## Exercise objective
Transcribe all the records exactly and omit any images they hold.

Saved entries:
= = = =
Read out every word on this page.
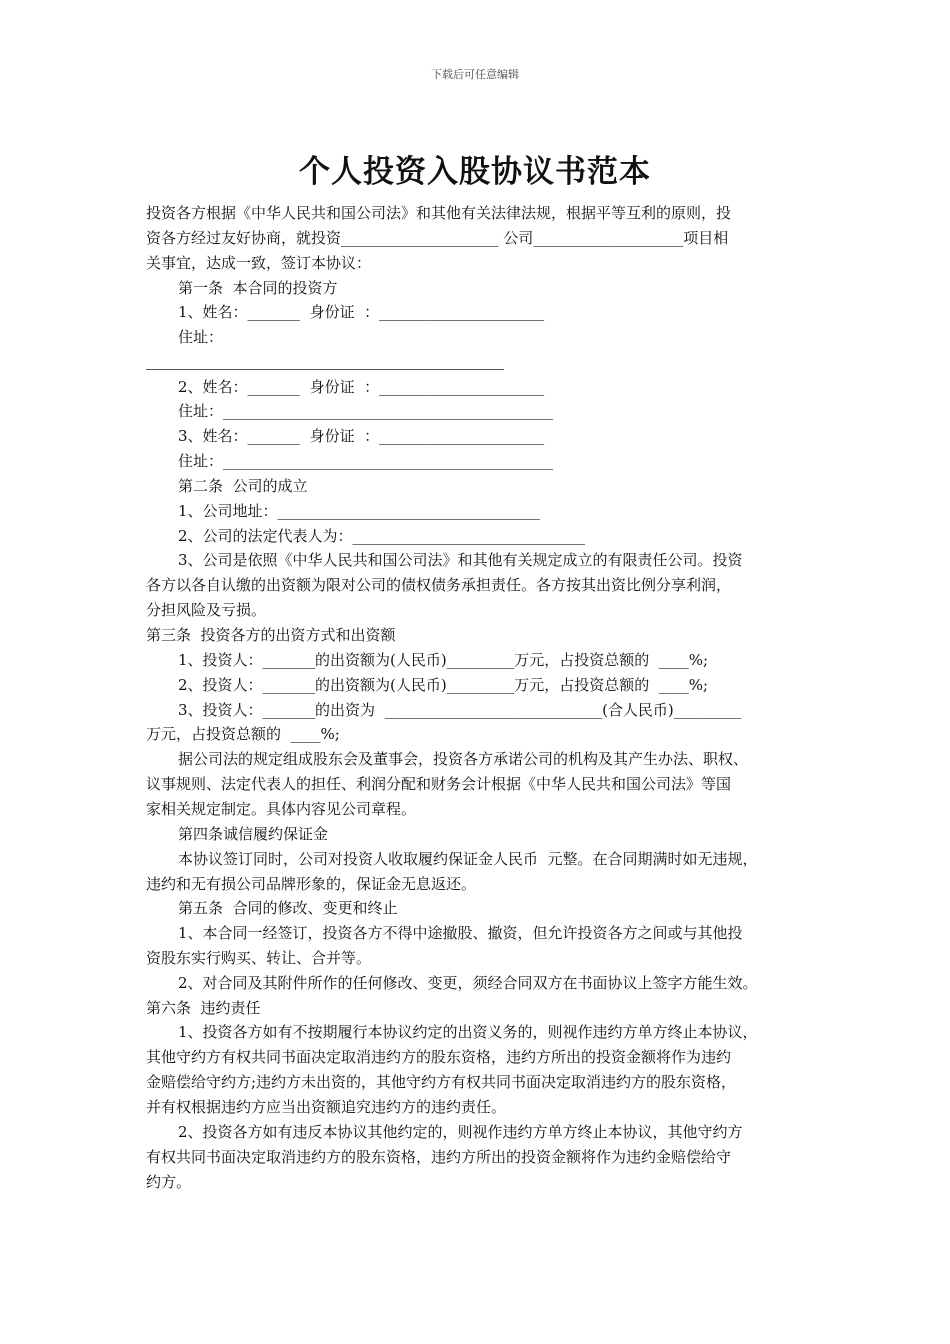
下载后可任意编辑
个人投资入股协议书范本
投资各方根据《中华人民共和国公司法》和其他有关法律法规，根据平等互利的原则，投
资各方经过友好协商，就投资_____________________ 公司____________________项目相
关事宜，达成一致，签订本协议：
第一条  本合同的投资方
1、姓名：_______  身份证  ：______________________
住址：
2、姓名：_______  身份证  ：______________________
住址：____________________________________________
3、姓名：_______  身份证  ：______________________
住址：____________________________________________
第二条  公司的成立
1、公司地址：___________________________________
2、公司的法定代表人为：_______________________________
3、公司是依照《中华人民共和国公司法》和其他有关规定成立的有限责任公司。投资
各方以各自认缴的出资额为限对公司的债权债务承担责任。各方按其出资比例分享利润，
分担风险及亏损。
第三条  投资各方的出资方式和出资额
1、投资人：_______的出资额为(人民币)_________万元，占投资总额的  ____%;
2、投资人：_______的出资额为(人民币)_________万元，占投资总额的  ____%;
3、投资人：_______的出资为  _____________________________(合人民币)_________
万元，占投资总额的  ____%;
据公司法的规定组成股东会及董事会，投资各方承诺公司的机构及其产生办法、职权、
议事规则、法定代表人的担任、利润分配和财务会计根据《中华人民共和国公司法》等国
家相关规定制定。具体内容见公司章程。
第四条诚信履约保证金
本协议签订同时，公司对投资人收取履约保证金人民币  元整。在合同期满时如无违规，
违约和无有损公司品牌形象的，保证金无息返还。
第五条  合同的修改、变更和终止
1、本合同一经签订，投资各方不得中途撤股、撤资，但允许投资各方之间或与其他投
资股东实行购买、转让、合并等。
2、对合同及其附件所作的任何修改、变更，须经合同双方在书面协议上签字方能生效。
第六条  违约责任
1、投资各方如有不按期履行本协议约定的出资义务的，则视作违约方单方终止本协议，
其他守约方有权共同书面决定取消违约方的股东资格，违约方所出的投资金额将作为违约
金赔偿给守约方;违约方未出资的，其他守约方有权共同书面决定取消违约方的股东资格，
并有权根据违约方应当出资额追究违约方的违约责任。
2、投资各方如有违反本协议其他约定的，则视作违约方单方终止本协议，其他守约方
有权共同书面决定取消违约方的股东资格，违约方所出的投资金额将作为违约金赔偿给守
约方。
= = = =
## Problem solution
Read out every word on this page.
下载后可任意编辑
个人投资入股协议书范本
投资各方根据《中华人民共和国公司法》和其他有关法律法规，根据平等互利的原则，投
资各方经过友好协商，就投资_____________________ 公司____________________项目相
关事宜，达成一致，签订本协议：
第一条  本合同的投资方
1、姓名：_______  身份证  ：______________________
住址：
2、姓名：_______  身份证  ：______________________
住址：____________________________________________
3、姓名：_______  身份证  ：______________________
住址：____________________________________________
第二条  公司的成立
1、公司地址：___________________________________
2、公司的法定代表人为：_______________________________
3、公司是依照《中华人民共和国公司法》和其他有关规定成立的有限责任公司。投资
各方以各自认缴的出资额为限对公司的债权债务承担责任。各方按其出资比例分享利润，
分担风险及亏损。
第三条  投资各方的出资方式和出资额
1、投资人：_______的出资额为(人民币)_________万元，占投资总额的  ____%;
2、投资人：_______的出资额为(人民币)_________万元，占投资总额的  ____%;
3、投资人：_______的出资为  _____________________________(合人民币)_________
万元，占投资总额的  ____%;
据公司法的规定组成股东会及董事会，投资各方承诺公司的机构及其产生办法、职权、
议事规则、法定代表人的担任、利润分配和财务会计根据《中华人民共和国公司法》等国
家相关规定制定。具体内容见公司章程。
第四条诚信履约保证金
本协议签订同时，公司对投资人收取履约保证金人民币  元整。在合同期满时如无违规，
违约和无有损公司品牌形象的，保证金无息返还。
第五条  合同的修改、变更和终止
1、本合同一经签订，投资各方不得中途撤股、撤资，但允许投资各方之间或与其他投
资股东实行购买、转让、合并等。
2、对合同及其附件所作的任何修改、变更，须经合同双方在书面协议上签字方能生效。
第六条  违约责任
1、投资各方如有不按期履行本协议约定的出资义务的，则视作违约方单方终止本协议，
其他守约方有权共同书面决定取消违约方的股东资格，违约方所出的投资金额将作为违约
金赔偿给守约方;违约方未出资的，其他守约方有权共同书面决定取消违约方的股东资格，
并有权根据违约方应当出资额追究违约方的违约责任。
2、投资各方如有违反本协议其他约定的，则视作违约方单方终止本协议，其他守约方
有权共同书面决定取消违约方的股东资格，违约方所出的投资金额将作为违约金赔偿给守
约方。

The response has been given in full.